Google drops €1.5 billion EU antitrust fine


Google has successfully overturned a €1.5 billion antitrust fine imposed on it by the European Commission five years ago. Judges at the European General Court overturned the decision because the Commission had made errors in its assessment of the company's advertising contracts.

Specifically, the Commission had not shown that Google's contracts with publishers had been likely to deter innovation, help the company maintain its dominant position and harm consumers as a result. Despite upholding most of the EU's findings, this factor meant that it could not conclude that Google breached competition rules.

Chronology of events

In 2019, the Commission fined Google for imposing restrictive contracts on third-party websites using its AdSense platform, preventing them from displaying competitors' ads alongside Google search results and stifling competition between 2006 and 2016. This was initially triggered by a complaint from Microsoft.

### Entries
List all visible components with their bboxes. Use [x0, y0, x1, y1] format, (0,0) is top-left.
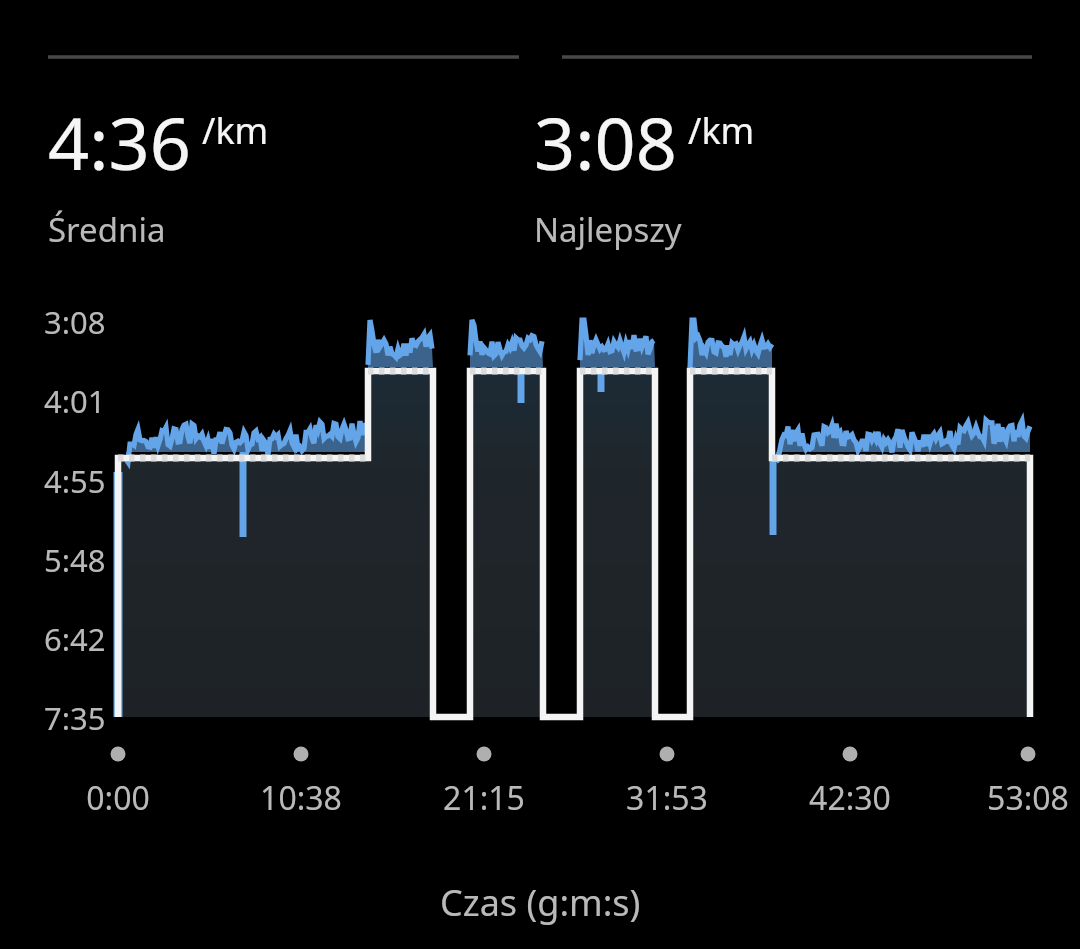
staticText: 4:55	[44, 460, 106, 502]
staticText: 3:08	[534, 93, 677, 191]
staticText: 53:08	[987, 776, 1069, 820]
staticText: 4:01	[44, 380, 106, 422]
staticText: 6:42	[44, 618, 106, 660]
button[interactable]: 3:08	[534, 93, 755, 252]
staticText: 7:35	[44, 697, 106, 739]
staticText: 0:00	[86, 776, 150, 820]
staticText: 5:48	[44, 539, 106, 581]
staticText: 42:30	[809, 776, 891, 820]
staticText: 4:36	[48, 93, 191, 191]
button[interactable]: 4:36	[48, 93, 269, 252]
staticText: 31:53	[626, 776, 708, 820]
staticText: Najlepszy	[534, 207, 682, 252]
staticText: /km	[202, 106, 269, 155]
staticText: 3:08	[44, 301, 106, 343]
staticText: 21:15	[443, 776, 525, 820]
staticText: /km	[688, 106, 755, 155]
staticText: Średnia	[48, 207, 166, 252]
button[interactable]: Czas (g:m:s)	[440, 878, 641, 927]
staticText: 10:38	[260, 776, 342, 820]
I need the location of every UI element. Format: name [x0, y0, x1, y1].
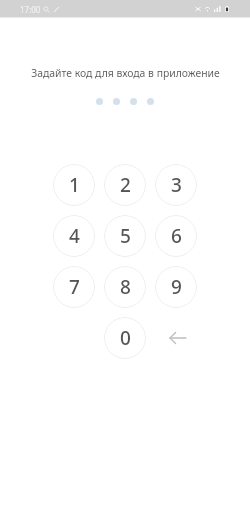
staticText: Задайте код для входа в приложение — [31, 66, 220, 80]
button[interactable]: 6 — [155, 215, 197, 257]
staticText: 7 — [69, 274, 80, 300]
staticText: 4 — [69, 223, 80, 249]
staticText: 17:00 — [20, 4, 41, 15]
button[interactable]: 9 — [155, 266, 197, 308]
button[interactable]: 2 — [104, 164, 146, 206]
button[interactable]: 4 — [53, 215, 95, 257]
button[interactable]: 1 — [53, 164, 95, 206]
staticText: 0 — [120, 325, 131, 351]
button[interactable]: 5 — [104, 215, 146, 257]
button[interactable]: Backspace — [155, 317, 197, 359]
staticText: 6 — [171, 223, 182, 249]
staticText: 2 — [120, 172, 131, 198]
button[interactable]: 3 — [155, 164, 197, 206]
staticText: 5 — [120, 223, 131, 249]
staticText: 8 — [120, 274, 131, 300]
button[interactable]: 0 — [104, 317, 146, 359]
staticText: 9 — [171, 274, 182, 300]
staticText: 1 — [69, 172, 80, 198]
button[interactable]: 7 — [53, 266, 95, 308]
staticText: 3 — [171, 172, 182, 198]
button[interactable]: 8 — [104, 266, 146, 308]
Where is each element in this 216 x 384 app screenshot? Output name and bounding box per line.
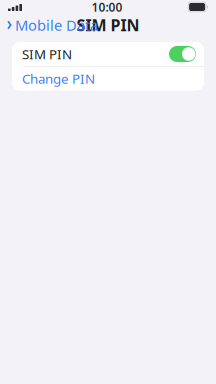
staticText: SIM PIN [22, 45, 72, 63]
button[interactable]: Mobile Data [0, 11, 98, 39]
staticText: Mobile Data [15, 15, 98, 35]
button[interactable]: SIM PIN [169, 46, 196, 62]
staticText: 10:00 [92, 0, 122, 15]
staticText: Change PIN [22, 70, 95, 87]
button[interactable]: Change PIN [12, 67, 204, 91]
staticText: SIM PIN [76, 14, 140, 36]
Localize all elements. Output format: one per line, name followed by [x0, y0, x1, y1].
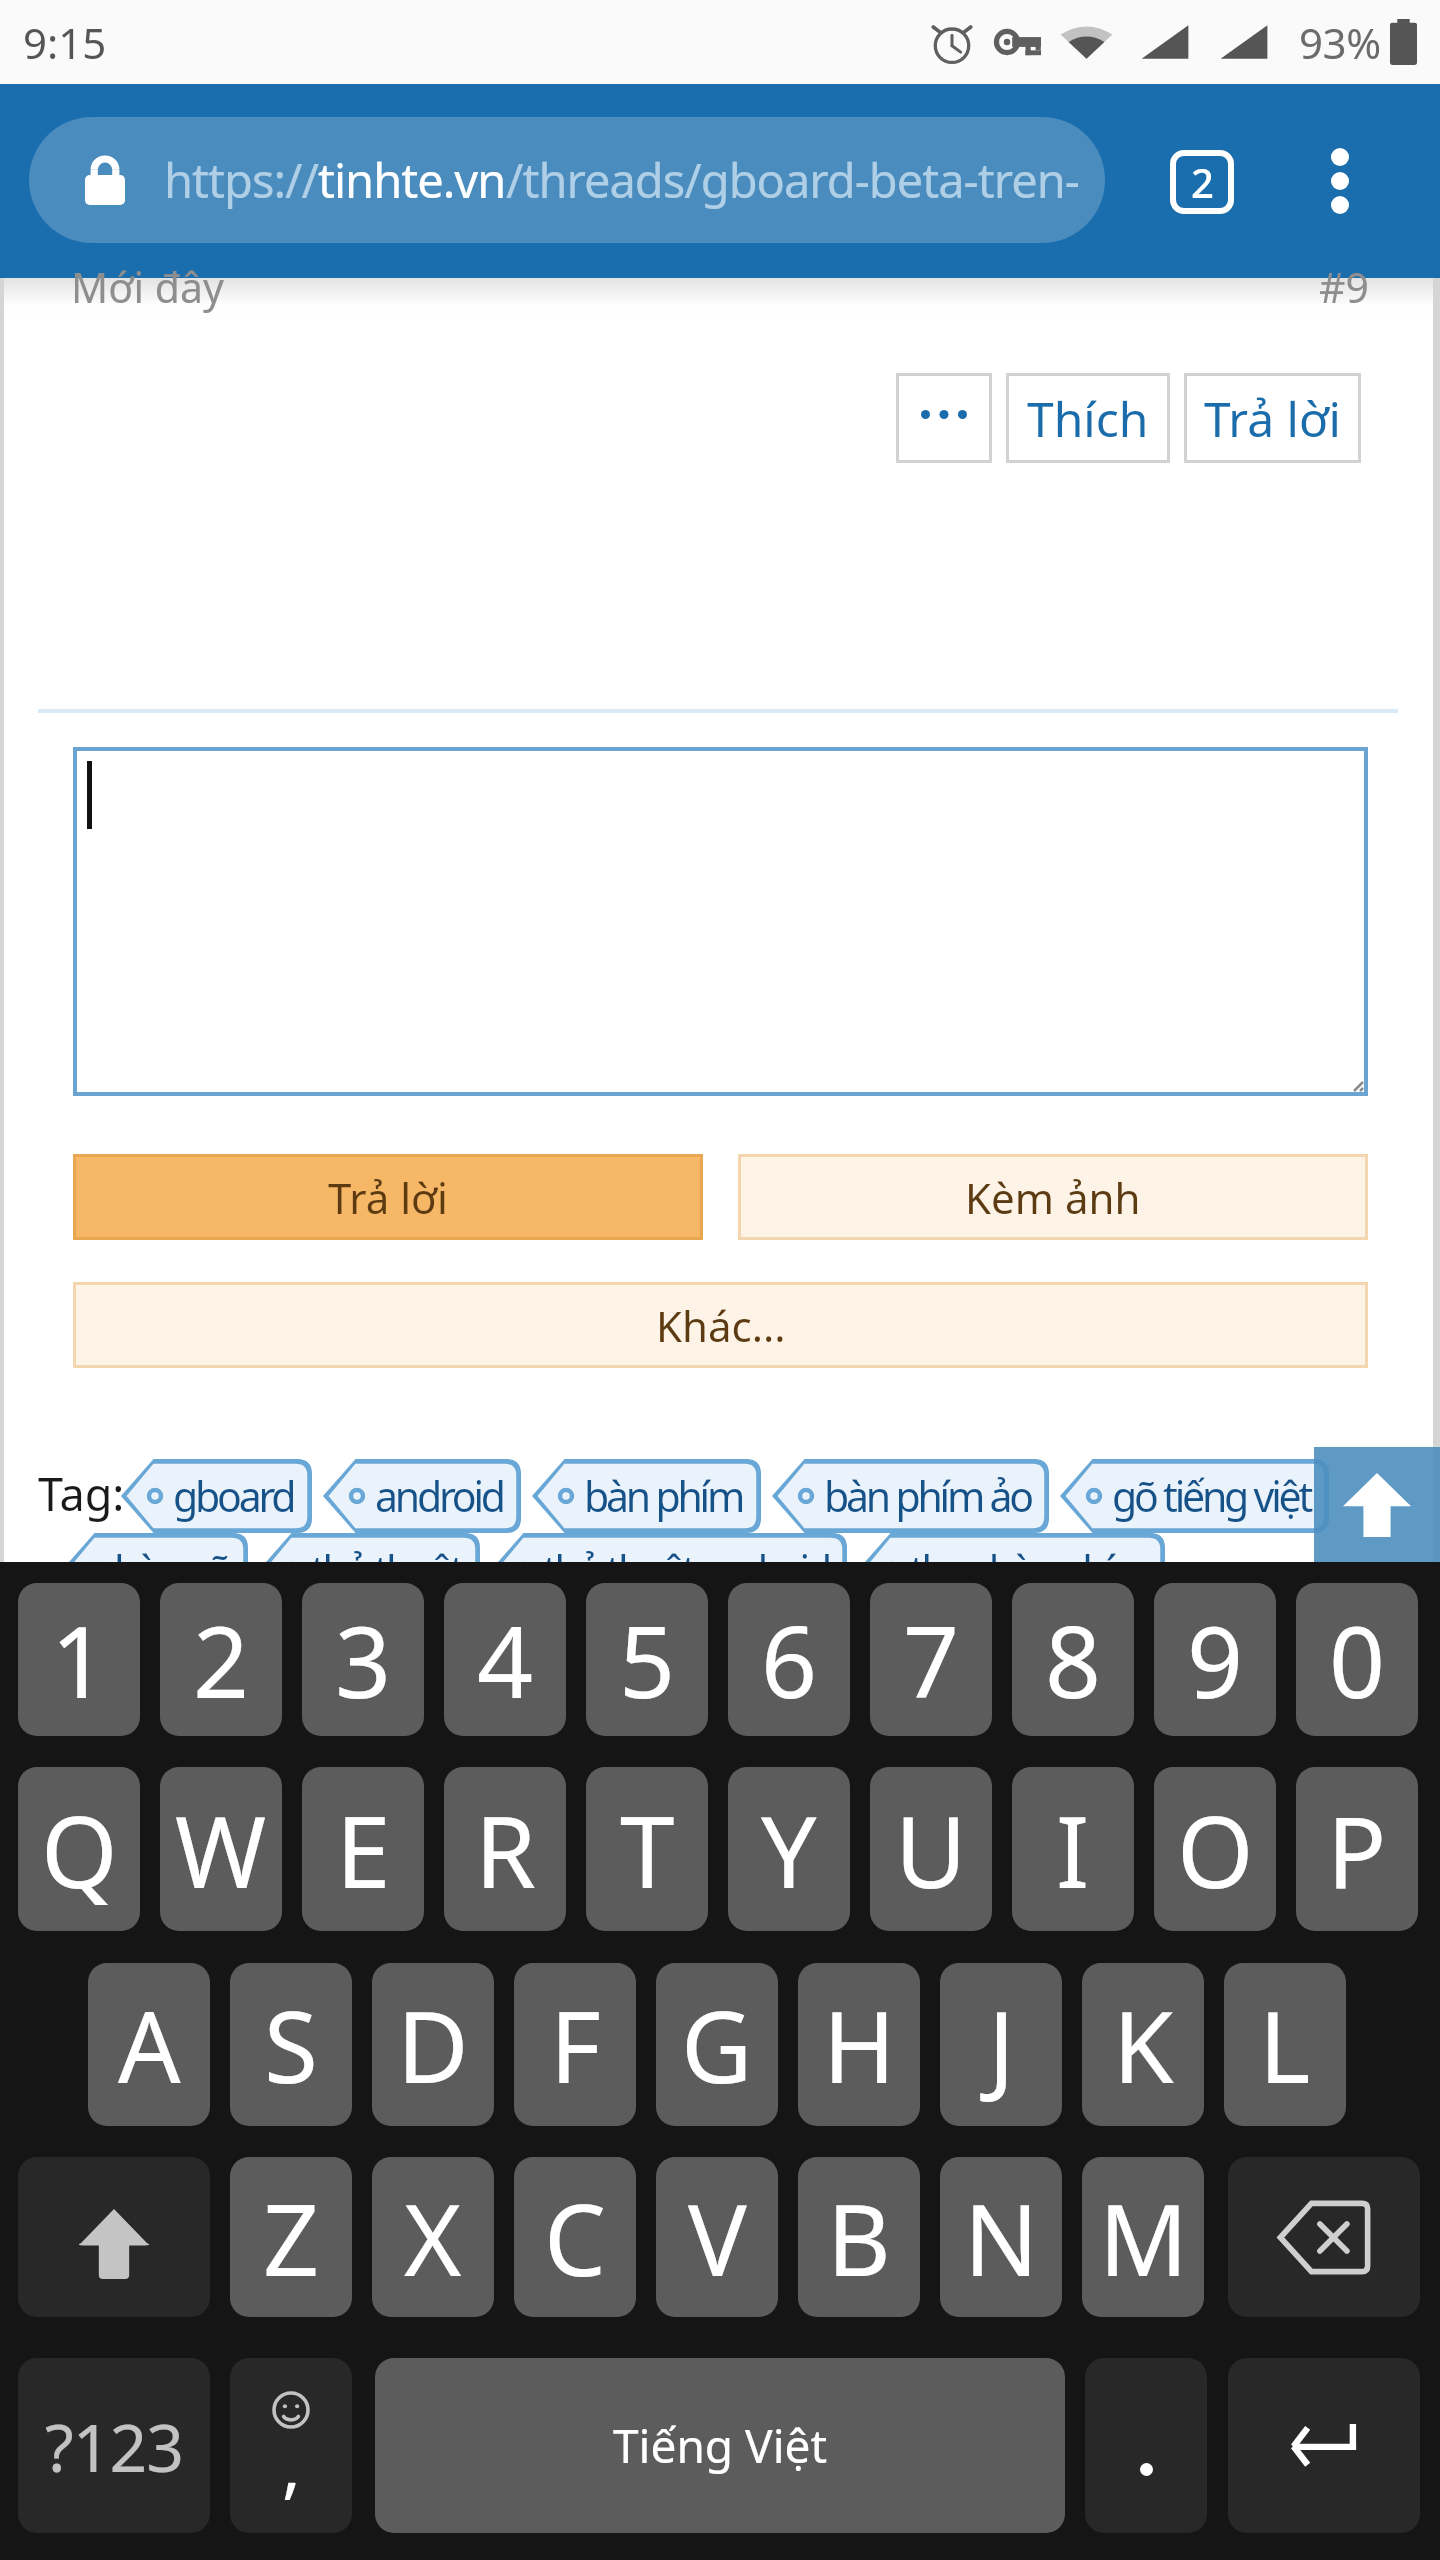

### Set of tasks
A. In the article on Google's EU antitrust fine, what initially triggered the Commission's case against Google?
B. According to the article on Google's EU antitrust fine, what had the Commission failed to show that Google's contracts with publishers were likely to do? List every effect named.

### Answers to each task
A. A complaint from Microsoft.

B.
- Deter innovation
- Help the company maintain its dominant position
- Harm consumers as a result